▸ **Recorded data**

○ ○ ○ ○ ○ ○ ○

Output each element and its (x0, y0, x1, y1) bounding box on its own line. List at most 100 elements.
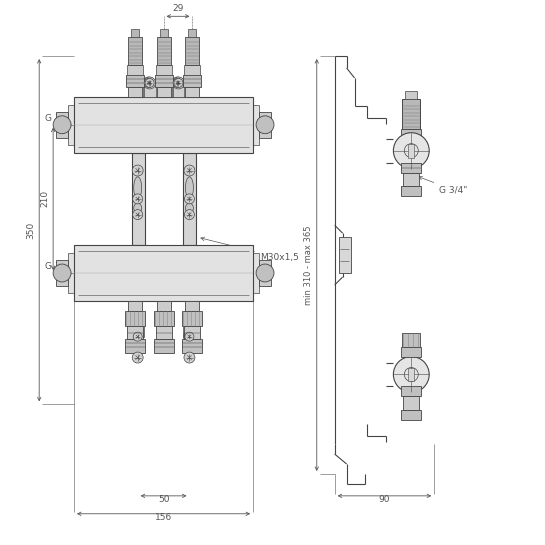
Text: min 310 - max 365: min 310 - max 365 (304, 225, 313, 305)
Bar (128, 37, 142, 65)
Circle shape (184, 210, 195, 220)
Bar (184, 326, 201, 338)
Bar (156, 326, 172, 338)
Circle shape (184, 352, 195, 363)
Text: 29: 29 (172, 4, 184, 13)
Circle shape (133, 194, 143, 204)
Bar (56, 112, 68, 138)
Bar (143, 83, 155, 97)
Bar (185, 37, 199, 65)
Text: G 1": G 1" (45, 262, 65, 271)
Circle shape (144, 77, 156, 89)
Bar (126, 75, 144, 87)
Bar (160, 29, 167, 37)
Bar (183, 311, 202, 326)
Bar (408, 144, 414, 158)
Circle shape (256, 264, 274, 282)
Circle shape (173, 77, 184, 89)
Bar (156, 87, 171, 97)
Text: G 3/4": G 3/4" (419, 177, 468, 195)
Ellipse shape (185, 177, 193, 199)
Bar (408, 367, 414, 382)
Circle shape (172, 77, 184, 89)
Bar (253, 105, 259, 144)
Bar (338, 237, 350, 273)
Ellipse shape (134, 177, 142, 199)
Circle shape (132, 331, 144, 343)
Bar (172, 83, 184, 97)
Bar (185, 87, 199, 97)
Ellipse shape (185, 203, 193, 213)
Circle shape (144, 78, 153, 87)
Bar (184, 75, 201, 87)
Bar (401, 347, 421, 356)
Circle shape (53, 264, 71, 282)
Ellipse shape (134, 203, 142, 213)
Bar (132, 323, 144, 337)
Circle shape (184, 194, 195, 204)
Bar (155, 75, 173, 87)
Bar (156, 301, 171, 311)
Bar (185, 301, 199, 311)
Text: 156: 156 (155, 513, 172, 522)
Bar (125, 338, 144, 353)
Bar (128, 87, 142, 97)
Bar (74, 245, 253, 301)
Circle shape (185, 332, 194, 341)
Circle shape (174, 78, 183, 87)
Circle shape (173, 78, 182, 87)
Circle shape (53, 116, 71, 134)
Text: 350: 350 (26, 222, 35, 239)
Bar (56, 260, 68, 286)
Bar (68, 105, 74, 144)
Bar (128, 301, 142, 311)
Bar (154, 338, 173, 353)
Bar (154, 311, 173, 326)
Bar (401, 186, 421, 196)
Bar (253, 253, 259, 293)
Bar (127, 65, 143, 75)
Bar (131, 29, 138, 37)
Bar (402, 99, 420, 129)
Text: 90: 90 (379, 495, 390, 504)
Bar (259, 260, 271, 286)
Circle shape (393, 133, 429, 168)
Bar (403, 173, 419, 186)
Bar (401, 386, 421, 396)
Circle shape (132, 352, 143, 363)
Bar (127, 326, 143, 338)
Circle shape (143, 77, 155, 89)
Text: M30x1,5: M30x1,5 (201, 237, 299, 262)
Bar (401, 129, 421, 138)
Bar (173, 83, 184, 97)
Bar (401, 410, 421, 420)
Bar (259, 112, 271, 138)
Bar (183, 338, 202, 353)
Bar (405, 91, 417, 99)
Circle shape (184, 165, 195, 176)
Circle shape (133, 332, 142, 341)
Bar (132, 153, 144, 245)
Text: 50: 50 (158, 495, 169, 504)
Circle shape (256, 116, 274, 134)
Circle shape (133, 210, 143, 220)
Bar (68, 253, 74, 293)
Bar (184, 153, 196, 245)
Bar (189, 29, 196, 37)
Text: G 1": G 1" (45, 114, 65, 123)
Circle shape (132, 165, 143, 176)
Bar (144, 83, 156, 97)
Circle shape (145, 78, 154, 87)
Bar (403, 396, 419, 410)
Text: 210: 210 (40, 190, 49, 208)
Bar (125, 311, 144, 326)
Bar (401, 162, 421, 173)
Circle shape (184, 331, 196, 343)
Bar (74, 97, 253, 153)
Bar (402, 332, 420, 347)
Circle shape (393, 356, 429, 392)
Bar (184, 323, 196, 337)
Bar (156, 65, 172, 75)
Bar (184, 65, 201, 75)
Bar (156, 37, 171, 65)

○ ○ ○ ○ ○ ○ ○

▸ **Task to carry out**
Rewrite every line of the rows above as a numbered list, skipping any blank lines and leaving out the pictures.

▸ **Output below**
1. Output each element and its (x0, y0, x1, y1) bounding box on its own line. List at most 100 elements.
2. Text: min 310 - max 365: min 310 - max 365 (304, 225, 313, 305)
3. Bar (128, 37, 142, 65)
4. Circle shape (184, 210, 195, 220)
5. Bar (184, 326, 201, 338)
6. Bar (156, 326, 172, 338)
7. Circle shape (184, 352, 195, 363)
8. Text: 29: 29 (172, 4, 184, 13)
9. Circle shape (133, 194, 143, 204)
10. Bar (56, 112, 68, 138)
11. Bar (143, 83, 155, 97)
12. Bar (185, 37, 199, 65)
13. Text: G 1": G 1" (45, 262, 65, 271)
14. Circle shape (144, 77, 156, 89)
15. Bar (126, 75, 144, 87)
16. Bar (160, 29, 167, 37)
17. Bar (183, 311, 202, 326)
18. Bar (408, 144, 414, 158)
19. Circle shape (256, 264, 274, 282)
20. Circle shape (173, 77, 184, 89)
21. Bar (156, 87, 171, 97)
22. Text: G 3/4": G 3/4" (419, 177, 468, 195)
23. Ellipse shape (185, 177, 193, 199)
24. Bar (408, 367, 414, 382)
25. Circle shape (172, 77, 184, 89)
26. Bar (253, 105, 259, 144)
27. Bar (338, 237, 350, 273)
28. Ellipse shape (134, 177, 142, 199)
29. Circle shape (132, 331, 144, 343)
30. Bar (172, 83, 184, 97)
31. Bar (185, 87, 199, 97)
32. Ellipse shape (185, 203, 193, 213)
33. Circle shape (144, 78, 153, 87)
34. Bar (184, 75, 201, 87)
35. Bar (401, 347, 421, 356)
36. Circle shape (53, 264, 71, 282)
37. Ellipse shape (134, 203, 142, 213)
38. Bar (132, 323, 144, 337)
39. Circle shape (184, 194, 195, 204)
40. Bar (155, 75, 173, 87)
41. Bar (156, 301, 171, 311)
42. Bar (185, 301, 199, 311)
43. Text: 156: 156 (155, 513, 172, 522)
44. Bar (125, 338, 144, 353)
45. Bar (128, 87, 142, 97)
46. Bar (74, 245, 253, 301)
47. Circle shape (185, 332, 194, 341)
48. Circle shape (174, 78, 183, 87)
49. Circle shape (173, 78, 182, 87)
50. Circle shape (53, 116, 71, 134)
51. Text: 350: 350 (26, 222, 35, 239)
52. Bar (56, 260, 68, 286)
53. Bar (68, 105, 74, 144)
54. Bar (128, 301, 142, 311)
55. Bar (154, 338, 173, 353)
56. Bar (154, 311, 173, 326)
57. Bar (401, 186, 421, 196)
58. Bar (253, 253, 259, 293)
59. Bar (127, 65, 143, 75)
60. Bar (131, 29, 138, 37)
61. Bar (402, 99, 420, 129)
62. Text: 90: 90 (379, 495, 390, 504)
63. Bar (259, 260, 271, 286)
64. Circle shape (393, 133, 429, 168)
65. Bar (403, 173, 419, 186)
66. Bar (401, 386, 421, 396)
67. Circle shape (132, 352, 143, 363)
68. Bar (127, 326, 143, 338)
69. Circle shape (143, 77, 155, 89)
70. Text: M30x1,5: M30x1,5 (201, 237, 299, 262)
71. Bar (401, 129, 421, 138)
72. Bar (173, 83, 184, 97)
73. Bar (401, 410, 421, 420)
74. Bar (259, 112, 271, 138)
75. Bar (183, 338, 202, 353)
76. Bar (405, 91, 417, 99)
77. Circle shape (184, 165, 195, 176)
78. Circle shape (133, 332, 142, 341)
79. Bar (132, 153, 144, 245)
80. Text: 50: 50 (158, 495, 169, 504)
81. Circle shape (256, 116, 274, 134)
82. Circle shape (133, 210, 143, 220)
83. Bar (68, 253, 74, 293)
84. Bar (184, 153, 196, 245)
85. Bar (189, 29, 196, 37)
86. Text: G 1": G 1" (45, 114, 65, 123)
87. Circle shape (132, 165, 143, 176)
88. Bar (144, 83, 156, 97)
89. Circle shape (145, 78, 154, 87)
90. Bar (403, 396, 419, 410)
91. Text: 210: 210 (40, 190, 49, 208)
92. Bar (125, 311, 144, 326)
93. Bar (401, 162, 421, 173)
94. Circle shape (184, 331, 196, 343)
95. Bar (74, 97, 253, 153)
96. Bar (402, 332, 420, 347)
97. Circle shape (393, 356, 429, 392)
98. Bar (184, 323, 196, 337)
99. Bar (156, 65, 172, 75)
100. Bar (184, 65, 201, 75)
101. Bar (156, 37, 171, 65)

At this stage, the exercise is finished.